— start of Available records —

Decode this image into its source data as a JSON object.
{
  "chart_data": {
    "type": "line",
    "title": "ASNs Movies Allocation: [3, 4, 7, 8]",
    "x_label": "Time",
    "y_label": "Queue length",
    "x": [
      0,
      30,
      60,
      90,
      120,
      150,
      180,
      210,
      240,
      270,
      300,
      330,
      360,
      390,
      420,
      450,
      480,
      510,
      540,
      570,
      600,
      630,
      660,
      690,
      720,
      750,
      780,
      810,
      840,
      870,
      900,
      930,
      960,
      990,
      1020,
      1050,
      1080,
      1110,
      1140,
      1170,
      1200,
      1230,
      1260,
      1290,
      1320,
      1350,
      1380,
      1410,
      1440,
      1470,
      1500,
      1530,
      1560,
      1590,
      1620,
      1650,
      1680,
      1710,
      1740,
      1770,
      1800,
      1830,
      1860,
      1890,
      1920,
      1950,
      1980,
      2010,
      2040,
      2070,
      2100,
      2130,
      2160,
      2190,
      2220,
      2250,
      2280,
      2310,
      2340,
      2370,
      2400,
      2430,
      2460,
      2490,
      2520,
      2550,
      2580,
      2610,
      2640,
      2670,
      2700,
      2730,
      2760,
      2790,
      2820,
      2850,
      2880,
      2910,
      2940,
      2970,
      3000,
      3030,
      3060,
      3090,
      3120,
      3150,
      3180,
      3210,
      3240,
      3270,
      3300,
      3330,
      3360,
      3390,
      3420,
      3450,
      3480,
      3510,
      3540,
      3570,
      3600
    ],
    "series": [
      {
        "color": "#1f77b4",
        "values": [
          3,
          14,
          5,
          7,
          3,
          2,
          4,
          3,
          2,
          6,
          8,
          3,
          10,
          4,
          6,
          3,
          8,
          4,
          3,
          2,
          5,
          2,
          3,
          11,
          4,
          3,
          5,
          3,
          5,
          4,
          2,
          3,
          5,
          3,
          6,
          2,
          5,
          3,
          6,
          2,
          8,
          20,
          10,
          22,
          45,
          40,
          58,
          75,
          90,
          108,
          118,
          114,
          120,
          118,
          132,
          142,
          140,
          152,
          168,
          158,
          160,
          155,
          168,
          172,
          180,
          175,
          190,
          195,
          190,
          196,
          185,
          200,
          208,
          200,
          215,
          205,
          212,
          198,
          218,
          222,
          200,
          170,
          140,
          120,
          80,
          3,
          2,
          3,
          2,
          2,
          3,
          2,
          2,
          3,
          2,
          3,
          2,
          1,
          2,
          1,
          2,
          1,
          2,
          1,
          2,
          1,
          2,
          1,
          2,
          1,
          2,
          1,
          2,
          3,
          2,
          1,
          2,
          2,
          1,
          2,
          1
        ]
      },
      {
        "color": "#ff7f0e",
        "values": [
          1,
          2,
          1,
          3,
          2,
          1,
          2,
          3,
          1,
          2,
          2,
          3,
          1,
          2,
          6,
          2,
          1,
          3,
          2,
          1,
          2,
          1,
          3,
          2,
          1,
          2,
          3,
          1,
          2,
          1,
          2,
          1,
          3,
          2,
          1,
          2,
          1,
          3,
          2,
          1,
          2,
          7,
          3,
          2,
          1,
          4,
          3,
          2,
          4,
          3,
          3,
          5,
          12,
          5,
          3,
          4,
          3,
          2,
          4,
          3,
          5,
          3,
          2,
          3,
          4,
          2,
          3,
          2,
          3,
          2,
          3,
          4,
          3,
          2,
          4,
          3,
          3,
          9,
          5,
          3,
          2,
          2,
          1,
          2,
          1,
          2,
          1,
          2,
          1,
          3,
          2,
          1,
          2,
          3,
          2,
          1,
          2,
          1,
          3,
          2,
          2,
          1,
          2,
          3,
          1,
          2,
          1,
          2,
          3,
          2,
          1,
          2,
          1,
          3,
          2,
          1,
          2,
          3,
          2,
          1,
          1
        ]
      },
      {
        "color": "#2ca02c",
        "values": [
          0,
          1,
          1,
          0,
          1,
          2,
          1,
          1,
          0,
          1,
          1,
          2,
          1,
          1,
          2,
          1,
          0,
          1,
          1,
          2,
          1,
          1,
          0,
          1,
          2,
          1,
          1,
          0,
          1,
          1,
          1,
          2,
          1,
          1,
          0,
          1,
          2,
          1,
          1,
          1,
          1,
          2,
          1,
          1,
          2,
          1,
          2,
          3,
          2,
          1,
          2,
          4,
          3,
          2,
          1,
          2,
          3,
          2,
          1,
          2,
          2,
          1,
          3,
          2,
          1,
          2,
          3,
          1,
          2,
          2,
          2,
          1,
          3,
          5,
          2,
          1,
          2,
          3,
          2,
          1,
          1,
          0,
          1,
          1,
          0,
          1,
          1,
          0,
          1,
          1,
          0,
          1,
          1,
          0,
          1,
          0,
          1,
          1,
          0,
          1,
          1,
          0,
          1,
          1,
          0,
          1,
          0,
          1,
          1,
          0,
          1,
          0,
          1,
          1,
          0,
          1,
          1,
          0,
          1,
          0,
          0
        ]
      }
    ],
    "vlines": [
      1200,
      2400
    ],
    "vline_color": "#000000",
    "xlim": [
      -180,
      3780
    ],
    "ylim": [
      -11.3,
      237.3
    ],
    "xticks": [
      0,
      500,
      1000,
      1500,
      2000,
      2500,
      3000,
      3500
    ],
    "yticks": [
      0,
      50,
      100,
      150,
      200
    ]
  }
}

— end of Available records —

### What this task involves
All of the entries above must be quoted exactly.

### Response to the exercise
Decode this image into its source data as a JSON object.
{
  "chart_data": {
    "type": "line",
    "title": "ASNs Movies Allocation: [3, 4, 7, 8]",
    "x_label": "Time",
    "y_label": "Queue length",
    "x": [
      0,
      30,
      60,
      90,
      120,
      150,
      180,
      210,
      240,
      270,
      300,
      330,
      360,
      390,
      420,
      450,
      480,
      510,
      540,
      570,
      600,
      630,
      660,
      690,
      720,
      750,
      780,
      810,
      840,
      870,
      900,
      930,
      960,
      990,
      1020,
      1050,
      1080,
      1110,
      1140,
      1170,
      1200,
      1230,
      1260,
      1290,
      1320,
      1350,
      1380,
      1410,
      1440,
      1470,
      1500,
      1530,
      1560,
      1590,
      1620,
      1650,
      1680,
      1710,
      1740,
      1770,
      1800,
      1830,
      1860,
      1890,
      1920,
      1950,
      1980,
      2010,
      2040,
      2070,
      2100,
      2130,
      2160,
      2190,
      2220,
      2250,
      2280,
      2310,
      2340,
      2370,
      2400,
      2430,
      2460,
      2490,
      2520,
      2550,
      2580,
      2610,
      2640,
      2670,
      2700,
      2730,
      2760,
      2790,
      2820,
      2850,
      2880,
      2910,
      2940,
      2970,
      3000,
      3030,
      3060,
      3090,
      3120,
      3150,
      3180,
      3210,
      3240,
      3270,
      3300,
      3330,
      3360,
      3390,
      3420,
      3450,
      3480,
      3510,
      3540,
      3570,
      3600
    ],
    "series": [
      {
        "color": "#1f77b4",
        "values": [
          3,
          14,
          5,
          7,
          3,
          2,
          4,
          3,
          2,
          6,
          8,
          3,
          10,
          4,
          6,
          3,
          8,
          4,
          3,
          2,
          5,
          2,
          3,
          11,
          4,
          3,
          5,
          3,
          5,
          4,
          2,
          3,
          5,
          3,
          6,
          2,
          5,
          3,
          6,
          2,
          8,
          20,
          10,
          22,
          45,
          40,
          58,
          75,
          90,
          108,
          118,
          114,
          120,
          118,
          132,
          142,
          140,
          152,
          168,
          158,
          160,
          155,
          168,
          172,
          180,
          175,
          190,
          195,
          190,
          196,
          185,
          200,
          208,
          200,
          215,
          205,
          212,
          198,
          218,
          222,
          200,
          170,
          140,
          120,
          80,
          3,
          2,
          3,
          2,
          2,
          3,
          2,
          2,
          3,
          2,
          3,
          2,
          1,
          2,
          1,
          2,
          1,
          2,
          1,
          2,
          1,
          2,
          1,
          2,
          1,
          2,
          1,
          2,
          3,
          2,
          1,
          2,
          2,
          1,
          2,
          1
        ]
      },
      {
        "color": "#ff7f0e",
        "values": [
          1,
          2,
          1,
          3,
          2,
          1,
          2,
          3,
          1,
          2,
          2,
          3,
          1,
          2,
          6,
          2,
          1,
          3,
          2,
          1,
          2,
          1,
          3,
          2,
          1,
          2,
          3,
          1,
          2,
          1,
          2,
          1,
          3,
          2,
          1,
          2,
          1,
          3,
          2,
          1,
          2,
          7,
          3,
          2,
          1,
          4,
          3,
          2,
          4,
          3,
          3,
          5,
          12,
          5,
          3,
          4,
          3,
          2,
          4,
          3,
          5,
          3,
          2,
          3,
          4,
          2,
          3,
          2,
          3,
          2,
          3,
          4,
          3,
          2,
          4,
          3,
          3,
          9,
          5,
          3,
          2,
          2,
          1,
          2,
          1,
          2,
          1,
          2,
          1,
          3,
          2,
          1,
          2,
          3,
          2,
          1,
          2,
          1,
          3,
          2,
          2,
          1,
          2,
          3,
          1,
          2,
          1,
          2,
          3,
          2,
          1,
          2,
          1,
          3,
          2,
          1,
          2,
          3,
          2,
          1,
          1
        ]
      },
      {
        "color": "#2ca02c",
        "values": [
          0,
          1,
          1,
          0,
          1,
          2,
          1,
          1,
          0,
          1,
          1,
          2,
          1,
          1,
          2,
          1,
          0,
          1,
          1,
          2,
          1,
          1,
          0,
          1,
          2,
          1,
          1,
          0,
          1,
          1,
          1,
          2,
          1,
          1,
          0,
          1,
          2,
          1,
          1,
          1,
          1,
          2,
          1,
          1,
          2,
          1,
          2,
          3,
          2,
          1,
          2,
          4,
          3,
          2,
          1,
          2,
          3,
          2,
          1,
          2,
          2,
          1,
          3,
          2,
          1,
          2,
          3,
          1,
          2,
          2,
          2,
          1,
          3,
          5,
          2,
          1,
          2,
          3,
          2,
          1,
          1,
          0,
          1,
          1,
          0,
          1,
          1,
          0,
          1,
          1,
          0,
          1,
          1,
          0,
          1,
          0,
          1,
          1,
          0,
          1,
          1,
          0,
          1,
          1,
          0,
          1,
          0,
          1,
          1,
          0,
          1,
          0,
          1,
          1,
          0,
          1,
          1,
          0,
          1,
          0,
          0
        ]
      }
    ],
    "vlines": [
      1200,
      2400
    ],
    "vline_color": "#000000",
    "xlim": [
      -180,
      3780
    ],
    "ylim": [
      -11.3,
      237.3
    ],
    "xticks": [
      0,
      500,
      1000,
      1500,
      2000,
      2500,
      3000,
      3500
    ],
    "yticks": [
      0,
      50,
      100,
      150,
      200
    ]
  }
}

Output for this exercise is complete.